Stored items

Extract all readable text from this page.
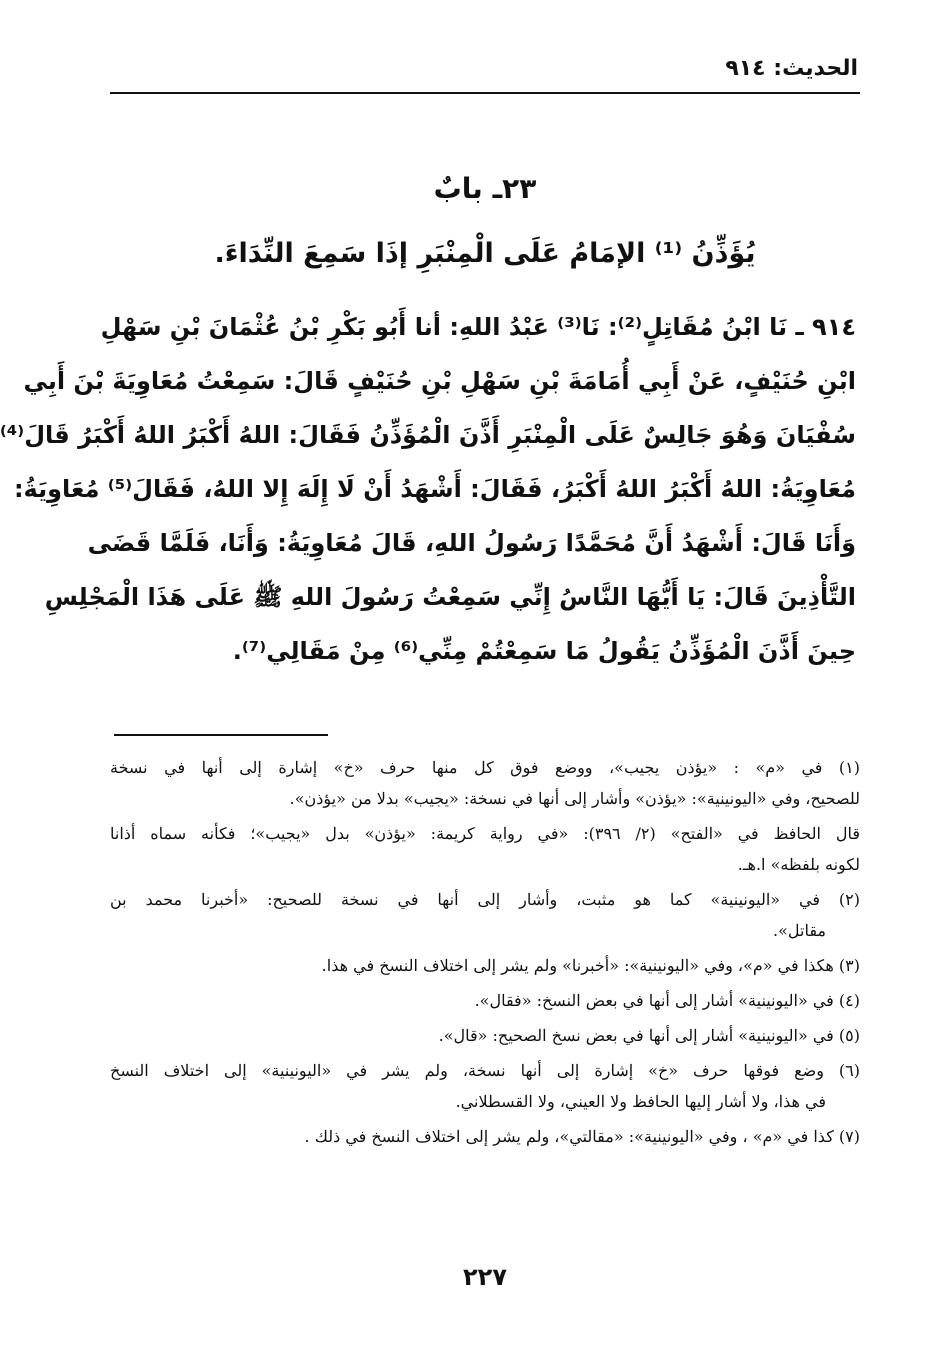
الحديث: ٩١٤
٢٣ـ بابٌ
يُؤَذِّنُ ⁽¹⁾ الإمَامُ عَلَى الْمِنْبَرِ إذَا سَمِعَ النِّدَاءَ.
٩١٤ ـ نَا ابْنُ مُقَاتِلٍ⁽²⁾: نَا⁽³⁾ عَبْدُ اللهِ: أنا أَبُو بَكْرِ بْنُ عُثْمَانَ بْنِ سَهْلِ
ابْنِ حُنَيْفٍ، عَنْ أَبِي أُمَامَةَ بْنِ سَهْلِ بْنِ حُنَيْفٍ قَالَ: سَمِعْتُ مُعَاوِيَةَ بْنَ أَبِي
سُفْيَانَ وَهُوَ جَالِسٌ عَلَى الْمِنْبَرِ أَذَّنَ الْمُؤَذِّنُ فَقَالَ: اللهُ أَكْبَرُ اللهُ أَكْبَرُ قَالَ⁽⁴⁾
مُعَاوِيَةُ: اللهُ أَكْبَرُ اللهُ أَكْبَرُ، فَقَالَ: أَشْهَدُ أَنْ لَا إِلَهَ إِلا اللهُ، فَقَالَ⁽⁵⁾ مُعَاوِيَةُ:
وَأَنَا قَالَ: أَشْهَدُ أَنَّ مُحَمَّدًا رَسُولُ اللهِ، قَالَ مُعَاوِيَةُ: وَأَنَا، فَلَمَّا قَضَى
التَّأْذِينَ قَالَ: يَا أَيُّهَا النَّاسُ إِنِّي سَمِعْتُ رَسُولَ اللهِ ﷺ عَلَى هَذَا الْمَجْلِسِ
حِينَ أَذَّنَ الْمُؤَذِّنُ يَقُولُ مَا سَمِعْتُمْ مِنِّي⁽⁶⁾ مِنْ مَقَالِي⁽⁷⁾.
(١) في «م» : «يؤذن يجيب»، ووضع فوق كل منها حرف «خ» إشارة إلى أنها في نسخة
للصحيح، وفي «اليونينية»: «يؤذن» وأشار إلى أنها في نسخة: «يجيب» بدلا من «يؤذن».
قال الحافظ في «الفتح» (٢/ ٣٩٦): «في رواية كريمة: «يؤذن» بدل «يجيب»؛ فكأنه سماه أذانا
لكونه بلفظه» ا.هـ.
(٢) في «اليونينية» كما هو مثبت، وأشار إلى أنها في نسخة للصحيح: «أخبرنا محمد بن
مقاتل».
(٣) هكذا في «م»، وفي «اليونينية»: «أخبرنا» ولم يشر إلى اختلاف النسخ في هذا.
(٤) في «اليونينية» أشار إلى أنها في بعض النسخ: «فقال».
(٥) في «اليونينية» أشار إلى أنها في بعض نسخ الصحيح: «قال».
(٦) وضع فوقها حرف «خ» إشارة إلى أنها نسخة، ولم يشر في «اليونينية» إلى اختلاف النسخ
في هذا، ولا أشار إليها الحافظ ولا العيني، ولا القسطلاني.
(٧) كذا في «م» ، وفي «اليونينية»: «مقالتي»، ولم يشر إلى اختلاف النسخ في ذلك .
٢٢٧
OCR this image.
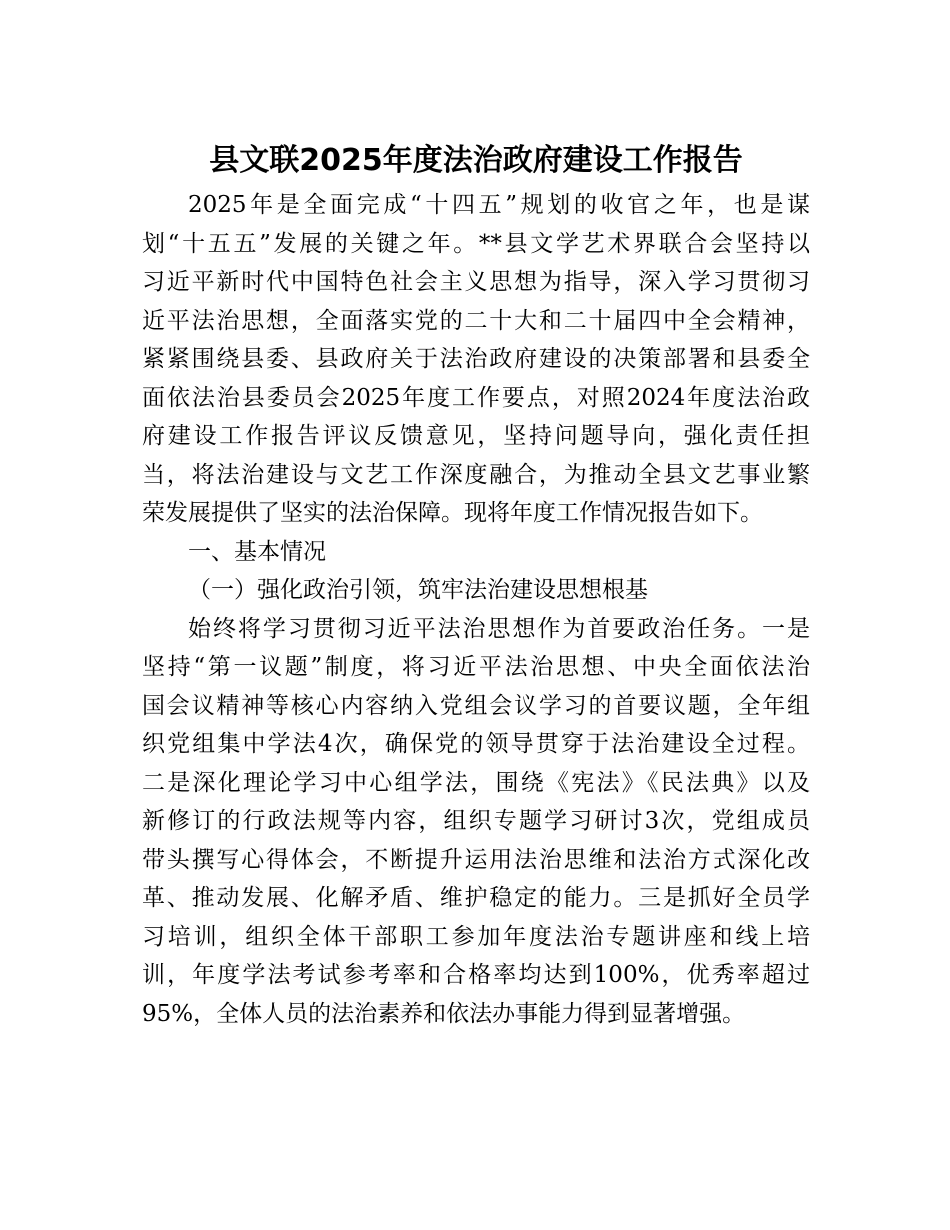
县文联2025年度法治政府建设工作报告

2025年是全面完成“十四五”规划的收官之年，也是谋

划“十五五”发展的关键之年。**县文学艺术界联合会坚持以

习近平新时代中国特色社会主义思想为指导，深入学习贯彻习

近平法治思想，全面落实党的二十大和二十届四中全会精神，

紧紧围绕县委、县政府关于法治政府建设的决策部署和县委全

面依法治县委员会2025年度工作要点，对照2024年度法治政

府建设工作报告评议反馈意见，坚持问题导向，强化责任担

当，将法治建设与文艺工作深度融合，为推动全县文艺事业繁

荣发展提供了坚实的法治保障。现将年度工作情况报告如下。

一、基本情况

（一）强化政治引领，筑牢法治建设思想根基

始终将学习贯彻习近平法治思想作为首要政治任务。一是

坚持“第一议题”制度，将习近平法治思想、中央全面依法治

国会议精神等核心内容纳入党组会议学习的首要议题，全年组

织党组集中学法4次，确保党的领导贯穿于法治建设全过程。

二是深化理论学习中心组学法，围绕《宪法》《民法典》以及

新修订的行政法规等内容，组织专题学习研讨3次，党组成员

带头撰写心得体会，不断提升运用法治思维和法治方式深化改

革、推动发展、化解矛盾、维护稳定的能力。三是抓好全员学

习培训，组织全体干部职工参加年度法治专题讲座和线上培

训，年度学法考试参考率和合格率均达到100%，优秀率超过

95%，全体人员的法治素养和依法办事能力得到显著增强。
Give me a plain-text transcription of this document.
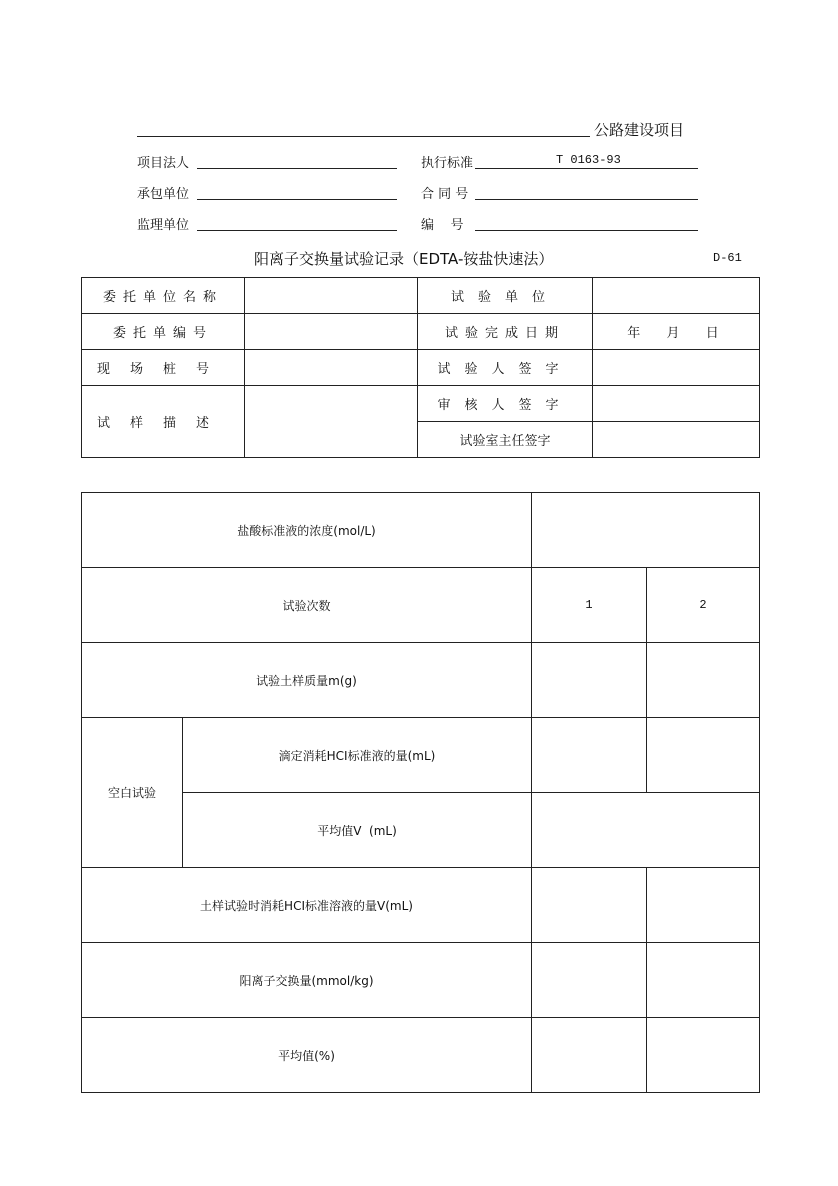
公路建设项目
项目法人	执行标准	T 0163-93
承包单位	合 同 号
监理单位	编    号
阳离子交换量试验记录（EDTA-铵盐快速法）	D-61
委托单位名称		试验单位	
委托单编号		试验完成日期	年  月  日
现场桩号		试验人签字	
试样描述		审核人签字	
		试验室主任签字	
盐酸标准液的浓度(mol/L)			
试验次数		1	2
试验土样质量m(g)			
空白试验	滴定消耗HCI标准液的量(mL)		
	平均值V  (mL)		
土样试验时消耗HCI标准溶液的量V(mL)			
阳离子交换量(mmol/kg)			
平均值(%)			
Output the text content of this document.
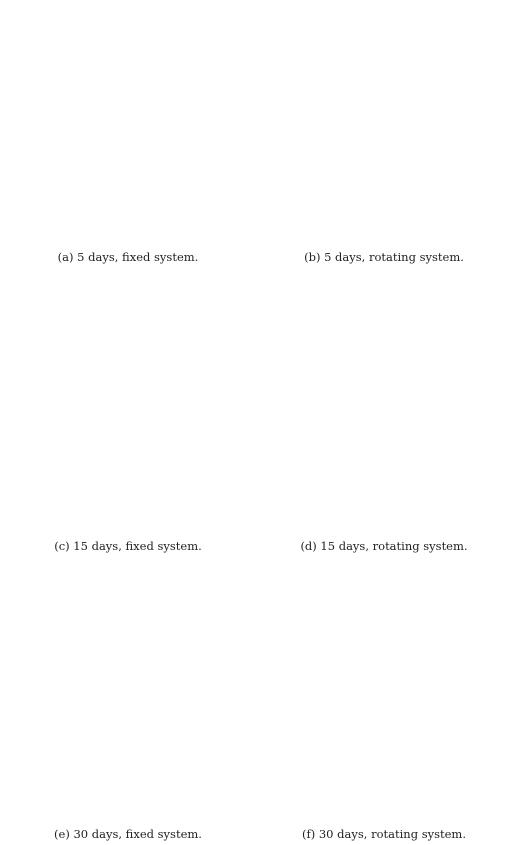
(a) 5 days, fixed system.	(b) 5 days, rotating system.
(c) 15 days, fixed system.	(d) 15 days, rotating system.
(e) 30 days, fixed system.	(f) 30 days, rotating system.
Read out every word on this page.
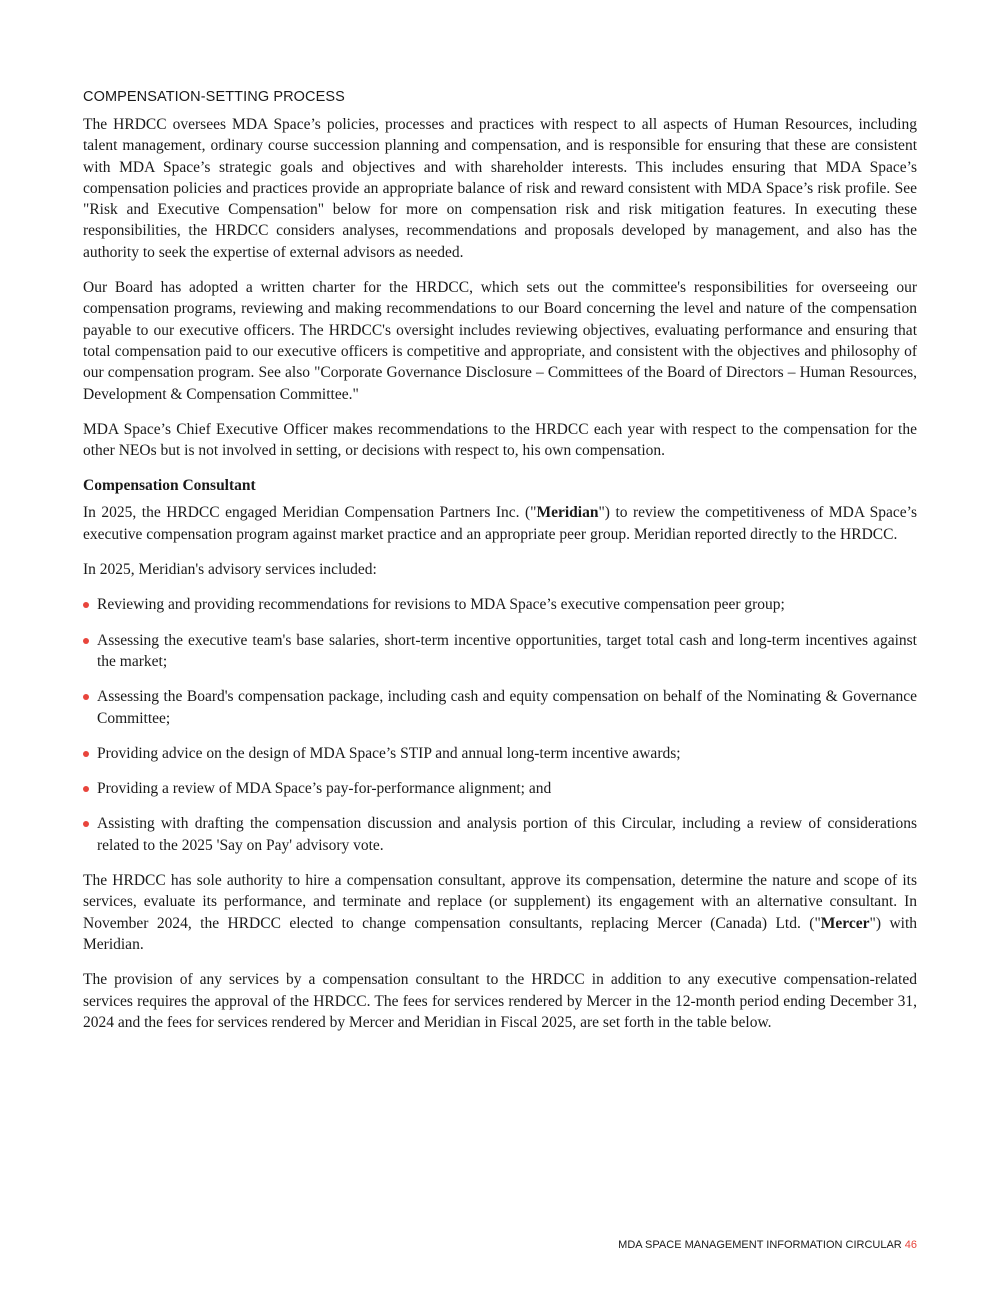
COMPENSATION-SETTING PROCESS

The HRDCC oversees MDA Space’s policies, processes and practices with respect to all aspects of Human Resources, including talent management, ordinary course succession planning and compensation, and is responsible for ensuring that these are consistent with MDA Space’s strategic goals and objectives and with shareholder interests. This includes ensuring that MDA Space’s compensation policies and practices provide an appropriate balance of risk and reward consistent with MDA Space’s risk profile. See "Risk and Executive Compensation" below for more on compensation risk and risk mitigation features. In executing these responsibilities, the HRDCC considers analyses, recommendations and proposals developed by management, and also has the authority to seek the expertise of external advisors as needed.

Our Board has adopted a written charter for the HRDCC, which sets out the committee's responsibilities for overseeing our compensation programs, reviewing and making recommendations to our Board concerning the level and nature of the compensation payable to our executive officers. The HRDCC's oversight includes reviewing objectives, evaluating performance and ensuring that total compensation paid to our executive officers is competitive and appropriate, and consistent with the objectives and philosophy of our compensation program. See also "Corporate Governance Disclosure – Committees of the Board of Directors – Human Resources, Development & Compensation Committee."

MDA Space’s Chief Executive Officer makes recommendations to the HRDCC each year with respect to the compensation for the other NEOs but is not involved in setting, or decisions with respect to, his own compensation.

Compensation Consultant

In 2025, the HRDCC engaged Meridian Compensation Partners Inc. ("Meridian") to review the competitiveness of MDA Space’s executive compensation program against market practice and an appropriate peer group. Meridian reported directly to the HRDCC.

In 2025, Meridian's advisory services included:

Reviewing and providing recommendations for revisions to MDA Space’s executive compensation peer group;
Assessing the executive team's base salaries, short-term incentive opportunities, target total cash and long-term incentives against the market;
Assessing the Board's compensation package, including cash and equity compensation on behalf of the Nominating & Governance Committee;
Providing advice on the design of MDA Space’s STIP and annual long-term incentive awards;
Providing a review of MDA Space’s pay-for-performance alignment; and
Assisting with drafting the compensation discussion and analysis portion of this Circular, including a review of considerations related to the 2025 'Say on Pay' advisory vote.

The HRDCC has sole authority to hire a compensation consultant, approve its compensation, determine the nature and scope of its services, evaluate its performance, and terminate and replace (or supplement) its engagement with an alternative consultant. In November 2024, the HRDCC elected to change compensation consultants, replacing Mercer (Canada) Ltd. ("Mercer") with Meridian.

The provision of any services by a compensation consultant to the HRDCC in addition to any executive compensation-related services requires the approval of the HRDCC. The fees for services rendered by Mercer in the 12-month period ending December 31, 2024 and the fees for services rendered by Mercer and Meridian in Fiscal 2025, are set forth in the table below.

MDA SPACE MANAGEMENT INFORMATION CIRCULAR 46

» Written task:
Only lines with the word "اليونينية" should be collected from the material.

» Final answer:
للصحيح، وفي «اليونينية»: «يؤذن» وأشار إلى أنها في نسخة: «يجيب» بدلا من «يؤذن».
(٢) في «اليونينية» كما هو مثبت، وأشار إلى أنها في نسخة للصحيح: «أخبرنا محمد بن
(٣) هكذا في «م»، وفي «اليونينية»: «أخبرنا» ولم يشر إلى اختلاف النسخ في هذا.
(٤) في «اليونينية» أشار إلى أنها في بعض النسخ: «فقال».
(٥) في «اليونينية» أشار إلى أنها في بعض نسخ الصحيح: «قال».
(٦) وضع فوقها حرف «خ» إشارة إلى أنها نسخة، ولم يشر في «اليونينية» إلى اختلاف النسخ
(٧) كذا في «م» ، وفي «اليونينية»: «مقالتي»، ولم يشر إلى اختلاف النسخ في ذلك .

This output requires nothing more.